(Dataset rows)
--------------------

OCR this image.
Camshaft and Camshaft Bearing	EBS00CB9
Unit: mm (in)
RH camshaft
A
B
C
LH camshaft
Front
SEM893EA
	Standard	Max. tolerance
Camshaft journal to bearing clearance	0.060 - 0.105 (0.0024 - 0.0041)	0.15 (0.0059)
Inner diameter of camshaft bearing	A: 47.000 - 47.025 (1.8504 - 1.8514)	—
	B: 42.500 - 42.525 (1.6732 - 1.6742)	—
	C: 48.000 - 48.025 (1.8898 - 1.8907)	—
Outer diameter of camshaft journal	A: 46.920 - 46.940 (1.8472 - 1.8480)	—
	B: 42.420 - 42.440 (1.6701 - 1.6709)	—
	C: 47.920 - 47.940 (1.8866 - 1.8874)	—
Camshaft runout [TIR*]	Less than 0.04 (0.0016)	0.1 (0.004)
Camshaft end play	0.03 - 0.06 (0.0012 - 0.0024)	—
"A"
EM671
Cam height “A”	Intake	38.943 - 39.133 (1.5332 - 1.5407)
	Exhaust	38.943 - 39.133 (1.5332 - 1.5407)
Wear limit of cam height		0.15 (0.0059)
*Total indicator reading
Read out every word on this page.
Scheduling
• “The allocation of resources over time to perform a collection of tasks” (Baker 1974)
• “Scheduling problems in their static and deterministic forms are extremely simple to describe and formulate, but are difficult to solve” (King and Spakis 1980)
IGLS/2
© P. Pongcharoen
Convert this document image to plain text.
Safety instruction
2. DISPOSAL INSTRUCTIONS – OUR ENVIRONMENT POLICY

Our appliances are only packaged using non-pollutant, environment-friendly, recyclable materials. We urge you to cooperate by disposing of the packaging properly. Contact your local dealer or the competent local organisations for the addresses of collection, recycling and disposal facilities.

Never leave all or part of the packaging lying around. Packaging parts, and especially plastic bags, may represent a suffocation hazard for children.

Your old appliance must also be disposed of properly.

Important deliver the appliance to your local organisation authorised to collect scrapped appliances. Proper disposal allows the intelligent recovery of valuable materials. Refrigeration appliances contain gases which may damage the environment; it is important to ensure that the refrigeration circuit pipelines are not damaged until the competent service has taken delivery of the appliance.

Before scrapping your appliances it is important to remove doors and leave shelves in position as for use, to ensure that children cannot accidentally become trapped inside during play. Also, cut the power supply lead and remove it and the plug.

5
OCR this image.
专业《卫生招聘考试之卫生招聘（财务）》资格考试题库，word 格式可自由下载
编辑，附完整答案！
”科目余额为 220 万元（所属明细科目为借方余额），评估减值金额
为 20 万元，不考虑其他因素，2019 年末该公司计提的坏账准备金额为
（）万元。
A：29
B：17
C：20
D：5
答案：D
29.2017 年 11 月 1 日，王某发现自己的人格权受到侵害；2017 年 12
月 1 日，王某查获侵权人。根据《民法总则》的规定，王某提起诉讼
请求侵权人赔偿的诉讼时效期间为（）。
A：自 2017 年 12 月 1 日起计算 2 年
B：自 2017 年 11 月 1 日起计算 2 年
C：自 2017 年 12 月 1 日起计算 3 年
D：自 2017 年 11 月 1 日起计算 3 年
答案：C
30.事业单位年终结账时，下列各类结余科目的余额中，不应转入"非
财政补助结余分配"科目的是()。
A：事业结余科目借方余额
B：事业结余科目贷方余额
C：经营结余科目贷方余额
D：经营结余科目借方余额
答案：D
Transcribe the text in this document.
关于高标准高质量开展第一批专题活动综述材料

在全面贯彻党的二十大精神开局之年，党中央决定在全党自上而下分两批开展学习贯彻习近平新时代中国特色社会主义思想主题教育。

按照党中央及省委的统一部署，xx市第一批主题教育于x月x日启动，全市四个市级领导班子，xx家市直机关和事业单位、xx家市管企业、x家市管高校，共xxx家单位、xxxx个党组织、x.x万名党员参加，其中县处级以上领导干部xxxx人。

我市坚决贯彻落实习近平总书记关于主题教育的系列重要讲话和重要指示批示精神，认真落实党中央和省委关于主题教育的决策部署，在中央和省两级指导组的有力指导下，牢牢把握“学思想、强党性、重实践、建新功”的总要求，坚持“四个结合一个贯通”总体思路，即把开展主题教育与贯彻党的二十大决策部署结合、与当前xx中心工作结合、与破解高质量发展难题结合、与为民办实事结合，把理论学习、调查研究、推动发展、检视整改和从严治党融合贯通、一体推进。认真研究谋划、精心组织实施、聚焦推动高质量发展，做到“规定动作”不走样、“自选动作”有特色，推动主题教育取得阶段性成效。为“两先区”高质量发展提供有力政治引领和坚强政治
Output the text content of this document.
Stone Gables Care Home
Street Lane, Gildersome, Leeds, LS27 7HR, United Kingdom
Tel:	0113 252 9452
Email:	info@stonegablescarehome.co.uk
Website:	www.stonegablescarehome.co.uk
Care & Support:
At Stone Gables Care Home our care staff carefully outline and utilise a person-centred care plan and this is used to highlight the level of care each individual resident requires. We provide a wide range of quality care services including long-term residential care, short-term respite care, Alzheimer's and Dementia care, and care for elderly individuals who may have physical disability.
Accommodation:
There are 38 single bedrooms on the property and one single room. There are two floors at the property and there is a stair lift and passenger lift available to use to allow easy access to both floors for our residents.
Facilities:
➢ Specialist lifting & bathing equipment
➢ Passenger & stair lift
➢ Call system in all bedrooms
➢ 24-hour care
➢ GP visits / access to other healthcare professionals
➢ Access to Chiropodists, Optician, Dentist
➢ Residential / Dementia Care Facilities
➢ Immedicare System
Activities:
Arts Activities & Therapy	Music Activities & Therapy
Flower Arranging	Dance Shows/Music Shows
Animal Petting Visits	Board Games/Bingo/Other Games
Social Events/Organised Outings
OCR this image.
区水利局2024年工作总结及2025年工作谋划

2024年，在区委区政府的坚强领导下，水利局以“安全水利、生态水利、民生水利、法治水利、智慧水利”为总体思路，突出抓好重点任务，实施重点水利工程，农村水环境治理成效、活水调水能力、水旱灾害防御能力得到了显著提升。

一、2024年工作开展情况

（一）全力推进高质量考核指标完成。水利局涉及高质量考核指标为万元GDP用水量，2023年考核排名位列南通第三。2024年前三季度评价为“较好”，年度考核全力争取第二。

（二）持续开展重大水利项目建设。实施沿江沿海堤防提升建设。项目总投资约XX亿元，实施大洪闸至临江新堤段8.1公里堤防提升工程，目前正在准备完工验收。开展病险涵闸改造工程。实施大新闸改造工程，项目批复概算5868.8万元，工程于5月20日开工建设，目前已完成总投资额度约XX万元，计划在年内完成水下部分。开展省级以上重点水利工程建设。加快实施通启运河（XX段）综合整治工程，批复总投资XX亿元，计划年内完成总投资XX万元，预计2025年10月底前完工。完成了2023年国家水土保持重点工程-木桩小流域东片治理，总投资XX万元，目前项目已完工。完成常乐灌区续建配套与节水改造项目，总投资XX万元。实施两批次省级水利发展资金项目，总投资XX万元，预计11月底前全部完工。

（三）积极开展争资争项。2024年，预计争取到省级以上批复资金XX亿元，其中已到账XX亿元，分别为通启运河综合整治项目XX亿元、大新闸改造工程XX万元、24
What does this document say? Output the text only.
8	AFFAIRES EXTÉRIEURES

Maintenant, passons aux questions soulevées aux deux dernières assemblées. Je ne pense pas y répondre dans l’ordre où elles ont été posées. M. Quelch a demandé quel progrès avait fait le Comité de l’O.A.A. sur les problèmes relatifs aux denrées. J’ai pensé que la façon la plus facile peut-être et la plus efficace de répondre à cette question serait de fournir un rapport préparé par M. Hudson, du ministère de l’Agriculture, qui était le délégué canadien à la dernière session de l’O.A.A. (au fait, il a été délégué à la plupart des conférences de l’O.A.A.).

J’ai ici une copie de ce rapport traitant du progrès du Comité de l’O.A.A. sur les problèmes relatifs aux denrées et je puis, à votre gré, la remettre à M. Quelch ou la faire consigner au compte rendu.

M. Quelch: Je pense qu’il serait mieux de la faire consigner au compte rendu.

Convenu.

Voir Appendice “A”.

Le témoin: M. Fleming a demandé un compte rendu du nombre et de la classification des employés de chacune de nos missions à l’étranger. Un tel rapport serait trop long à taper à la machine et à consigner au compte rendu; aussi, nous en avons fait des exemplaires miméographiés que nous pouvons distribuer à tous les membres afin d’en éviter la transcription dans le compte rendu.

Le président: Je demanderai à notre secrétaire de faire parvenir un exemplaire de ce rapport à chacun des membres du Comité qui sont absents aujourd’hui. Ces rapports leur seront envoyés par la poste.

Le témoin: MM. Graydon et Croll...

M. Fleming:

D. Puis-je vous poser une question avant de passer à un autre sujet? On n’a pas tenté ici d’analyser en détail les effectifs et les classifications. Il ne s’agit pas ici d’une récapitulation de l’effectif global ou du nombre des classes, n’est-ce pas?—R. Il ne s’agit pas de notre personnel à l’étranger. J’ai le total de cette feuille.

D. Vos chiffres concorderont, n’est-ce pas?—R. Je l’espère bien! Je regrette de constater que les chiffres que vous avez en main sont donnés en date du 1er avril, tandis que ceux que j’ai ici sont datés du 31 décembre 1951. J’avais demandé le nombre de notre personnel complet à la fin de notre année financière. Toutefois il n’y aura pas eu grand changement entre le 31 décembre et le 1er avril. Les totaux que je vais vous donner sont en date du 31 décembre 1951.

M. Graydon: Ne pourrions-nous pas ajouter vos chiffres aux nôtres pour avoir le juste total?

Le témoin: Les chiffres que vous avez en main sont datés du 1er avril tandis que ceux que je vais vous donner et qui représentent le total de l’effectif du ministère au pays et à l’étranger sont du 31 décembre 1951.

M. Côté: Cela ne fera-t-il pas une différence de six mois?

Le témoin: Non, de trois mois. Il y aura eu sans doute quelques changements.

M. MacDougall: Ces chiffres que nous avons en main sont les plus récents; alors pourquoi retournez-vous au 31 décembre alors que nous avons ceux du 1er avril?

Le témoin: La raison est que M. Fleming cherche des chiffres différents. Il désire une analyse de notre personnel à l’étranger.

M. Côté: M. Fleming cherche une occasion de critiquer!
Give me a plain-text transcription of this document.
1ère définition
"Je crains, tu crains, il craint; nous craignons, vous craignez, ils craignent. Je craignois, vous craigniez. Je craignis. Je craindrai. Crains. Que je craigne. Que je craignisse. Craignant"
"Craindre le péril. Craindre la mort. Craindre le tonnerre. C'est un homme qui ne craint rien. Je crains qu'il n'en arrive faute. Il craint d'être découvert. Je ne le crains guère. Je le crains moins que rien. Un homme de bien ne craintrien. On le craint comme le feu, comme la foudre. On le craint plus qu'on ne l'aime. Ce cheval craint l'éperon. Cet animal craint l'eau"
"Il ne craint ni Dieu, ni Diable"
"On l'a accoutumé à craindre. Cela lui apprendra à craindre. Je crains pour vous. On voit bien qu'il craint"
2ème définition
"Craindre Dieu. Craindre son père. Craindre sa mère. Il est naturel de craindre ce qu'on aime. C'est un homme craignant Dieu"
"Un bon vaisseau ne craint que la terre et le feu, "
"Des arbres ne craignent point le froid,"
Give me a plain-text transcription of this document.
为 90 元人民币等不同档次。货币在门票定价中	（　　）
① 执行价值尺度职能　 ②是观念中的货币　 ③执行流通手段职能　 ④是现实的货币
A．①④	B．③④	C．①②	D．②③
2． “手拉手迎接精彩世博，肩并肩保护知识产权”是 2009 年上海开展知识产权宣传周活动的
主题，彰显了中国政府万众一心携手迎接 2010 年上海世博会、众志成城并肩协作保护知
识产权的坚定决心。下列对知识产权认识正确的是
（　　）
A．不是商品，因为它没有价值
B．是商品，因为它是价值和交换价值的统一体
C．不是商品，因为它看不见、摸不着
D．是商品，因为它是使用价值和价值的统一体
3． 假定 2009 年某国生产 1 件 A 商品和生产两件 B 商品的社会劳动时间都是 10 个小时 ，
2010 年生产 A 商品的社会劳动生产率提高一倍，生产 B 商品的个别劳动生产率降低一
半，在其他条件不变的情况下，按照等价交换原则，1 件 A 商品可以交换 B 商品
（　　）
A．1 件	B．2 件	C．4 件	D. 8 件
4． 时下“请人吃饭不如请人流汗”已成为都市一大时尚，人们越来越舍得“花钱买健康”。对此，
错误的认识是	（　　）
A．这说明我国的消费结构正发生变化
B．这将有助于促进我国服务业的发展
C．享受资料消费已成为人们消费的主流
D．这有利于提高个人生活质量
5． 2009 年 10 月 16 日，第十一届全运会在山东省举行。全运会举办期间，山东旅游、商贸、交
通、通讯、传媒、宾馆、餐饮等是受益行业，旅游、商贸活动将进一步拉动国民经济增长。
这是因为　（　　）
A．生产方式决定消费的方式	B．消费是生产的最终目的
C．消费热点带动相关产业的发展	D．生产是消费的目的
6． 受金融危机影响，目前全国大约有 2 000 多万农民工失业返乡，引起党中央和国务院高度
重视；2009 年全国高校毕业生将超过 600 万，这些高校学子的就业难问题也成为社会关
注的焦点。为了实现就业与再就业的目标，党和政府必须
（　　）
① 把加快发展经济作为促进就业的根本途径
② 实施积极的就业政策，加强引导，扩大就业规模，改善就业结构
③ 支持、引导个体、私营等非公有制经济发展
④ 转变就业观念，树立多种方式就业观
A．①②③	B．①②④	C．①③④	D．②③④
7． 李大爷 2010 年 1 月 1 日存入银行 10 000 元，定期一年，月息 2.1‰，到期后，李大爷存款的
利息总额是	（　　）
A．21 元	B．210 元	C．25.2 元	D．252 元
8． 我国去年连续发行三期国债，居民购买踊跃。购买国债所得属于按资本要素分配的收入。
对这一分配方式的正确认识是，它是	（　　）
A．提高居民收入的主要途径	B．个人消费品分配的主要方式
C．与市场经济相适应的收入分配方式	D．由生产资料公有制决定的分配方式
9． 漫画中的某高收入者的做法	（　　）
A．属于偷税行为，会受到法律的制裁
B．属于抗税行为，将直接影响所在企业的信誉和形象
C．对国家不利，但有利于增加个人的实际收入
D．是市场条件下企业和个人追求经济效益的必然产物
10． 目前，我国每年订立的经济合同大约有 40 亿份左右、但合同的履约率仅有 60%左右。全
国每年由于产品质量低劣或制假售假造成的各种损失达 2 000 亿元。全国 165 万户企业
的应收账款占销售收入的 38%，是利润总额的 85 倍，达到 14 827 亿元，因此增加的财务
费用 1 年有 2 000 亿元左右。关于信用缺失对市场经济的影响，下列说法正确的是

--------------------

Find the lines holding "Graydon" and list every one.

#### Answer to the exercise:
Le témoin: MM. Graydon et Croll...
M. Graydon: Ne pourrions-nous pas ajouter vos chiffres aux nôtres pour avoir le juste total?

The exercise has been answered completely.